* **Goal**
Check every line of the entries below for the word "hrany", and copy the ones that have it.

* **Task material**
━━━

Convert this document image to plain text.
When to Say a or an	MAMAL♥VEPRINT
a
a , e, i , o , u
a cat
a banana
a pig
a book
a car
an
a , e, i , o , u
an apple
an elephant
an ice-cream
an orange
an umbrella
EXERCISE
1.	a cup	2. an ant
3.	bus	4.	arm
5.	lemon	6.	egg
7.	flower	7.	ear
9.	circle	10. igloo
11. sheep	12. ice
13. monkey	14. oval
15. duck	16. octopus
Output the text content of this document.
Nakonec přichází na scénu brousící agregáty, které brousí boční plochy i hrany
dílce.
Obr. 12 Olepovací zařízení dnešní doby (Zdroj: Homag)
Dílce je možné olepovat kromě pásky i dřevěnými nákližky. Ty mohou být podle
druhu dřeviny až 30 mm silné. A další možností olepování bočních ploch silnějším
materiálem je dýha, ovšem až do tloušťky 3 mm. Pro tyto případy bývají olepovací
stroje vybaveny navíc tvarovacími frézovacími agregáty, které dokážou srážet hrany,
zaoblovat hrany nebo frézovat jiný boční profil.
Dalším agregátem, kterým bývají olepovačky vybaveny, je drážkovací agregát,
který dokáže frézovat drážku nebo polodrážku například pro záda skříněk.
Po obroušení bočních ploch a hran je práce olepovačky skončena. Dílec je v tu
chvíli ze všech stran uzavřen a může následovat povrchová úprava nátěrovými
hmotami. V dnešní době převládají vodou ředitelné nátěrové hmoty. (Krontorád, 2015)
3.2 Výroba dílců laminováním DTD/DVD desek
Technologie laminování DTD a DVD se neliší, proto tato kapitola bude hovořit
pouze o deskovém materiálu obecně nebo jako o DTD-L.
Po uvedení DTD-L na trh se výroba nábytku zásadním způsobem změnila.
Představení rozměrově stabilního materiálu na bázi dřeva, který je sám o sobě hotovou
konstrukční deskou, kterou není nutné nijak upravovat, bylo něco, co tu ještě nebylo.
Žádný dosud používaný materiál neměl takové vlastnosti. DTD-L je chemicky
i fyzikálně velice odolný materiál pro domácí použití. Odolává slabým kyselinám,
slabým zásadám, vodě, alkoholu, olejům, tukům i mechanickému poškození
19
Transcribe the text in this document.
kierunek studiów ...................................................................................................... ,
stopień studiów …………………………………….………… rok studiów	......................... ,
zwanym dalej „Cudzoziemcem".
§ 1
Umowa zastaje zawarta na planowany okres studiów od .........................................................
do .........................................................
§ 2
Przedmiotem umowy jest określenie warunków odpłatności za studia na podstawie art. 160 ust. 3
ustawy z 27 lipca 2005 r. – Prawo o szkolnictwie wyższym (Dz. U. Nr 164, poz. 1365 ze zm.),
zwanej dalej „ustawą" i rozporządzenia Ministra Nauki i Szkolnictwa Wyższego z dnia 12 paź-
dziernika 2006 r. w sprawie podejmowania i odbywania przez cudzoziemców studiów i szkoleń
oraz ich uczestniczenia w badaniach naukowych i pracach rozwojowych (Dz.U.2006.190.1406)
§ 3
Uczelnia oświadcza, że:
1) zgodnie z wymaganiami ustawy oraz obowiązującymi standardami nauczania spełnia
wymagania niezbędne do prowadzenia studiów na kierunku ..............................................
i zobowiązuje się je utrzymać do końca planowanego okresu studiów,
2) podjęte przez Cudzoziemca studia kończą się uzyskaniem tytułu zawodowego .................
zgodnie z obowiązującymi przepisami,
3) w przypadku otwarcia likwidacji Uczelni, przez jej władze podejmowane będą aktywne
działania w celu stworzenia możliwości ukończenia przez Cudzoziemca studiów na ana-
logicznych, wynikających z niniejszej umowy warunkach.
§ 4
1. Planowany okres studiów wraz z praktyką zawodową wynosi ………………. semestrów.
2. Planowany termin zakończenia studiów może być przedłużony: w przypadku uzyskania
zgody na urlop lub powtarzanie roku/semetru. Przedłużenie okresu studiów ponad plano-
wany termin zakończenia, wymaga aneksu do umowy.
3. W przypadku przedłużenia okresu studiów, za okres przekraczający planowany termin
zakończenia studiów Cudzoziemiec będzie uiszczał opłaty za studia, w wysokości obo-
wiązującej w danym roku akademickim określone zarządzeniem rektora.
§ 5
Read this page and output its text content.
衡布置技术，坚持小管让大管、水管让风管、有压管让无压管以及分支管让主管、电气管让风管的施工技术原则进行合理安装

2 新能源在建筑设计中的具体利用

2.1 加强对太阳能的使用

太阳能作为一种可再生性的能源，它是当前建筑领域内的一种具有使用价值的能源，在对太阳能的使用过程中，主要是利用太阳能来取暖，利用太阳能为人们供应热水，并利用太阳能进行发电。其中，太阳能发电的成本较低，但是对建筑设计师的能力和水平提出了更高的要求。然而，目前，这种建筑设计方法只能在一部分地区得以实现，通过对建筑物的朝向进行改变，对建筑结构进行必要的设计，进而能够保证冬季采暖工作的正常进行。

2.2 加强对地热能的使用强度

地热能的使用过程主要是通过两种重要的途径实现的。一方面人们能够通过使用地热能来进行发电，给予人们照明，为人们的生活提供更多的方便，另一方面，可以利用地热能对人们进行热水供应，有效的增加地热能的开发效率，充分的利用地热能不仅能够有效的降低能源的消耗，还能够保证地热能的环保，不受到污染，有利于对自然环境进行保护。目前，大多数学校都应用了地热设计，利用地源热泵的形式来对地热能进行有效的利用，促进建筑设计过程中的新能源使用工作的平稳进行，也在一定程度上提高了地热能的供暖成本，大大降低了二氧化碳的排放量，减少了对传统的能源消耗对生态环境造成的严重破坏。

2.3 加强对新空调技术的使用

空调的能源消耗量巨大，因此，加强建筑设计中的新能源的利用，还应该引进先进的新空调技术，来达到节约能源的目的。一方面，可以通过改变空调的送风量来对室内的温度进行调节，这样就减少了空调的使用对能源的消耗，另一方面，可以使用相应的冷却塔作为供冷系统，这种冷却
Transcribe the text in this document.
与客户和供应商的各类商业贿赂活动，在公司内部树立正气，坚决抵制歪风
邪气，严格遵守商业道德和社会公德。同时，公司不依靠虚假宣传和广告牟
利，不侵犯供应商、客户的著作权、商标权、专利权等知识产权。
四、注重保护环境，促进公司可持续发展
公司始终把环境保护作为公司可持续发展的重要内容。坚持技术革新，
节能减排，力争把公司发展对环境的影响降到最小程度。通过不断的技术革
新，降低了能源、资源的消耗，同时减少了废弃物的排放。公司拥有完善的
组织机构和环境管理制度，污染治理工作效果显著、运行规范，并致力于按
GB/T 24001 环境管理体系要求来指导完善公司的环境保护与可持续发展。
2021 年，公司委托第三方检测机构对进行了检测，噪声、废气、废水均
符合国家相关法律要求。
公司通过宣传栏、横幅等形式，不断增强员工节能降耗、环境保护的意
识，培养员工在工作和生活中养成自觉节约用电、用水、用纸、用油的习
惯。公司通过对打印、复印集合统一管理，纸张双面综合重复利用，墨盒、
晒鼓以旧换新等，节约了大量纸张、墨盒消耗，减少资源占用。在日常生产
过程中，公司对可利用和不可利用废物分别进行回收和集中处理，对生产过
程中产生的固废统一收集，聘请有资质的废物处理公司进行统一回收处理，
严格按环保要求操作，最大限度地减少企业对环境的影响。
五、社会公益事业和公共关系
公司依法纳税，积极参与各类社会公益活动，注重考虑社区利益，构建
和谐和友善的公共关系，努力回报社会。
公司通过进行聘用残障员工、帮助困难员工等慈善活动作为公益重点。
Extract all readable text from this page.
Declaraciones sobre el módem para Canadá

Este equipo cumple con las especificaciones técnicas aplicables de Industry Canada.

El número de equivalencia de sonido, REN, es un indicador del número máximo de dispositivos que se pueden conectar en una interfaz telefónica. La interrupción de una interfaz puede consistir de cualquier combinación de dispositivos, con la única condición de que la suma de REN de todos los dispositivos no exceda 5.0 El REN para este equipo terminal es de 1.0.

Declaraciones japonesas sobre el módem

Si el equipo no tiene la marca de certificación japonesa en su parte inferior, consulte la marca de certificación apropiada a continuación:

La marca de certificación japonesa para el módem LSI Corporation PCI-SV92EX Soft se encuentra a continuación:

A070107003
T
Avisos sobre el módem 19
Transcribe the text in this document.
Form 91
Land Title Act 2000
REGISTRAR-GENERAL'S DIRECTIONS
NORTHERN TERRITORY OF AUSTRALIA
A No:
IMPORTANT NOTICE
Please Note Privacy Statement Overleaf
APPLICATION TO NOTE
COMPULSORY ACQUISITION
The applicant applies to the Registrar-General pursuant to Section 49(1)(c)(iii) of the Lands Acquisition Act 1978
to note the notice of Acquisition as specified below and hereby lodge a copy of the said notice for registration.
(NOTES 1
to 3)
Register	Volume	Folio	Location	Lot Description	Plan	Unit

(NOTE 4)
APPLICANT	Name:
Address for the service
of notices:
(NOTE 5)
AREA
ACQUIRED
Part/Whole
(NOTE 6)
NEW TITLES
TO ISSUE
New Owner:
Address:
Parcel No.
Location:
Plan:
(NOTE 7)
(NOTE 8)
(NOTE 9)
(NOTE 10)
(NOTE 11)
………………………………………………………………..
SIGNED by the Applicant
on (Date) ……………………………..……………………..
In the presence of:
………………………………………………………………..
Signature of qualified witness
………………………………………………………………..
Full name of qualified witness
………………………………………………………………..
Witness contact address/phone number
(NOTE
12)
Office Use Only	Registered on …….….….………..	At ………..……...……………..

━━━

* **In response**
Nakonec přichází na scénu brousící agregáty, které brousí boční plochy i hrany
stroje vybaveny navíc tvarovacími frézovacími agregáty, které dokážou srážet hrany,
zaoblovat hrany nebo frézovat jiný boční profil.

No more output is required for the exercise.